**YOUR OBJECTIVE**
Seek out every line containing the word "yang", and copy each.

[Collected data entries]
* * *

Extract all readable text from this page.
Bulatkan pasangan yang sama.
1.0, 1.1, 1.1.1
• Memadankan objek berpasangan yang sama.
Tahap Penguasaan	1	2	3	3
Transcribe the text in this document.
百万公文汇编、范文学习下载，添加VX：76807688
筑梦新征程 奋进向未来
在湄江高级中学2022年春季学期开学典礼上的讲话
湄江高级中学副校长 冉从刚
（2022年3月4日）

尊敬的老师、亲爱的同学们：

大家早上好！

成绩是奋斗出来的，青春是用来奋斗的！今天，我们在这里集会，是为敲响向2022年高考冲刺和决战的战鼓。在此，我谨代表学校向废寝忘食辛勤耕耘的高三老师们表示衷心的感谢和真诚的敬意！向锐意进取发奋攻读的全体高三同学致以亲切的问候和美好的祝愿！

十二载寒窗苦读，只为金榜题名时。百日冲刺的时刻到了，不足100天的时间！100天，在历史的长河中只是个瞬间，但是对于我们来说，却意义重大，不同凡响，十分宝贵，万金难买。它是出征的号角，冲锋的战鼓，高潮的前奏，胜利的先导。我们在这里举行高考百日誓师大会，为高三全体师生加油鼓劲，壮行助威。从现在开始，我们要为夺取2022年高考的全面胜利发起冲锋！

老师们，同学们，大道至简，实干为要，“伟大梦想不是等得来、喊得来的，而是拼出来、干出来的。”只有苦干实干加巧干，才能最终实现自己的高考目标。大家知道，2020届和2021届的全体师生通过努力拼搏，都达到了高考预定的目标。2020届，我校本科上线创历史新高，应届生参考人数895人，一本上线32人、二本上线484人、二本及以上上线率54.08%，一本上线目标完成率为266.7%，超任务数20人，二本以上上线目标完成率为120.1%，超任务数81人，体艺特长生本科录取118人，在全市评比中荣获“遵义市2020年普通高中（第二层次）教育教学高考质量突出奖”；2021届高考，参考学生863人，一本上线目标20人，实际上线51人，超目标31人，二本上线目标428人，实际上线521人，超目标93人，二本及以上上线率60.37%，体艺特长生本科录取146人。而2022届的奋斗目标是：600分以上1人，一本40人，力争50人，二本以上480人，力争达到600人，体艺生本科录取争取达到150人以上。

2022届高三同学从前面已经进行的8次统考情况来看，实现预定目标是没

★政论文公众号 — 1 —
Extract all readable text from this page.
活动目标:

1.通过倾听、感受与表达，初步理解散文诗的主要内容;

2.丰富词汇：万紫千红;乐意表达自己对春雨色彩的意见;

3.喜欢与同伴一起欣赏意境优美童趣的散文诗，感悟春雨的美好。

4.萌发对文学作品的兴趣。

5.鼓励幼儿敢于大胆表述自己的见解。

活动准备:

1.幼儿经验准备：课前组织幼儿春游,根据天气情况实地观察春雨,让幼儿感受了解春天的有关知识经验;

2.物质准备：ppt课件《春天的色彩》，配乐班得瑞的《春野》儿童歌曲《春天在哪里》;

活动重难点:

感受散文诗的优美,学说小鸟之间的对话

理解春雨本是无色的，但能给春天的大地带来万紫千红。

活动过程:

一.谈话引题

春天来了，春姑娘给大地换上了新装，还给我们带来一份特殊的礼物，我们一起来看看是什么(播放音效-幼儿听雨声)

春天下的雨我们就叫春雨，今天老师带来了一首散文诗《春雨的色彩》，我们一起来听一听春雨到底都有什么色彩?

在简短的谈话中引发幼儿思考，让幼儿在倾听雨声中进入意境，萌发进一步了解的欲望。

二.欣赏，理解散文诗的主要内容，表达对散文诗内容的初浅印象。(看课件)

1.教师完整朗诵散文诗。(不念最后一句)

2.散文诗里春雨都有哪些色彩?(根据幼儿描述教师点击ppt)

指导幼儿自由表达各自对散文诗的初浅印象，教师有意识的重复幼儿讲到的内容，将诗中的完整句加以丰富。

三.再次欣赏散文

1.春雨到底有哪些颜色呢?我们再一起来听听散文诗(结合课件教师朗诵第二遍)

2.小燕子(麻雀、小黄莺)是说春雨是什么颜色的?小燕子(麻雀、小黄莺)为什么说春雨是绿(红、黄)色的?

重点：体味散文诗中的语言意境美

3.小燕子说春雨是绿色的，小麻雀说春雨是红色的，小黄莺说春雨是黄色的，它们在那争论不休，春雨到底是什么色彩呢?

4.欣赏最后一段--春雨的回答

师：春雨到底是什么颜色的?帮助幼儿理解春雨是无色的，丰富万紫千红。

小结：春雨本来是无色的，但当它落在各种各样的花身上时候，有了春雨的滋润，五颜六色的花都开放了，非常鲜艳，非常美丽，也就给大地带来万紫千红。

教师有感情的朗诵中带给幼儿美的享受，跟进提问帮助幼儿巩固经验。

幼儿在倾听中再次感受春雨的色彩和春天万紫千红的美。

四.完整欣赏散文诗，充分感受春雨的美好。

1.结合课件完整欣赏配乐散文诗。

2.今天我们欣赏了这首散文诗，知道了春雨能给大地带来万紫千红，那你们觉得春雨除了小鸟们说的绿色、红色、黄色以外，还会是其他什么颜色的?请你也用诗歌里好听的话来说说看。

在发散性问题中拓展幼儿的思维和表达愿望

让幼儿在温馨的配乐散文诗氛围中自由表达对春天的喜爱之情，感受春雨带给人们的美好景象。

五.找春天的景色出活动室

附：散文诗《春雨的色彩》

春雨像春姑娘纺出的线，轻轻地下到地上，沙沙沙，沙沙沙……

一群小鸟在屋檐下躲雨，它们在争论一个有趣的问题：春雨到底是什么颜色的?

* * *

**RESULT OF THE TASK**
Bulatkan pasangan yang sama.
• Memadankan objek berpasangan yang sama.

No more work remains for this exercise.